(Entries taken from a collection)
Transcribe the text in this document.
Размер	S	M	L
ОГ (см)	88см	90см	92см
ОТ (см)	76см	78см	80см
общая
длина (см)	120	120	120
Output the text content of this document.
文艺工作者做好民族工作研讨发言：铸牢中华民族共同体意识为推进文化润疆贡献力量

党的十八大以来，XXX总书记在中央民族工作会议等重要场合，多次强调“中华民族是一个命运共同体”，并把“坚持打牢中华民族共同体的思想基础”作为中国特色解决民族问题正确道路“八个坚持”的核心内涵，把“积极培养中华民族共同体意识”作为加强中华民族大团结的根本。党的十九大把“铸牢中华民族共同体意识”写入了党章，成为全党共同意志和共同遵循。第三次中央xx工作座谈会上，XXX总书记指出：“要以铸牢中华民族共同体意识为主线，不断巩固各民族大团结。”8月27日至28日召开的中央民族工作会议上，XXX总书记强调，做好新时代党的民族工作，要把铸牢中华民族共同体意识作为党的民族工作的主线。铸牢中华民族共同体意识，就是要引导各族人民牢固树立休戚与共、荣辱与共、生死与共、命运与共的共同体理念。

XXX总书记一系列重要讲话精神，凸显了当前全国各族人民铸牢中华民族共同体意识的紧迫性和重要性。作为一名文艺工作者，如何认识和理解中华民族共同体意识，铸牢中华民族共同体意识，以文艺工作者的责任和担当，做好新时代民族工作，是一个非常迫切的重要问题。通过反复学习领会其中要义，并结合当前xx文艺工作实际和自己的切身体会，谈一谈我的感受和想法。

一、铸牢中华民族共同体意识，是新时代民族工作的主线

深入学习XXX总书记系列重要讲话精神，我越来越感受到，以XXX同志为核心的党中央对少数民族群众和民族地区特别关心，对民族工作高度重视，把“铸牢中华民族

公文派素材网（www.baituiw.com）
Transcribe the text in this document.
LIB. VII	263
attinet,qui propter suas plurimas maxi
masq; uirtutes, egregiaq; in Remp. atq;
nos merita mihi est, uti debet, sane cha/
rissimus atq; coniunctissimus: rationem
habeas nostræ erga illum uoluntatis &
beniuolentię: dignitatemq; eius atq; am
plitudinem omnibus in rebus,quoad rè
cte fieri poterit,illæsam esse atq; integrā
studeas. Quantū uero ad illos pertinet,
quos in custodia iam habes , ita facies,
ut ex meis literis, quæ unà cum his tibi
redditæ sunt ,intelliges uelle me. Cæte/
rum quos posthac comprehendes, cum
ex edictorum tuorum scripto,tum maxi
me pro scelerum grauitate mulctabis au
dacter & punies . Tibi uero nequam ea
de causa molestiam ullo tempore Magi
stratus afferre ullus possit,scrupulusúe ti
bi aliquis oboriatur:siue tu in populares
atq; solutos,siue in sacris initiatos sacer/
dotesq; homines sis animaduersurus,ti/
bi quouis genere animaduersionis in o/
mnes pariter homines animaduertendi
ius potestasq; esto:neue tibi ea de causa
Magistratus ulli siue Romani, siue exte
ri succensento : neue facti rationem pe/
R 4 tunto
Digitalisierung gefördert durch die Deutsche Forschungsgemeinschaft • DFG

- Challenge
Locate all lines in the listing above with the word "causa" and copy them.

- Solution to this exercise
de causa molestiam ullo tempore Magi
ius potestasq; esto:neue tibi ea de causa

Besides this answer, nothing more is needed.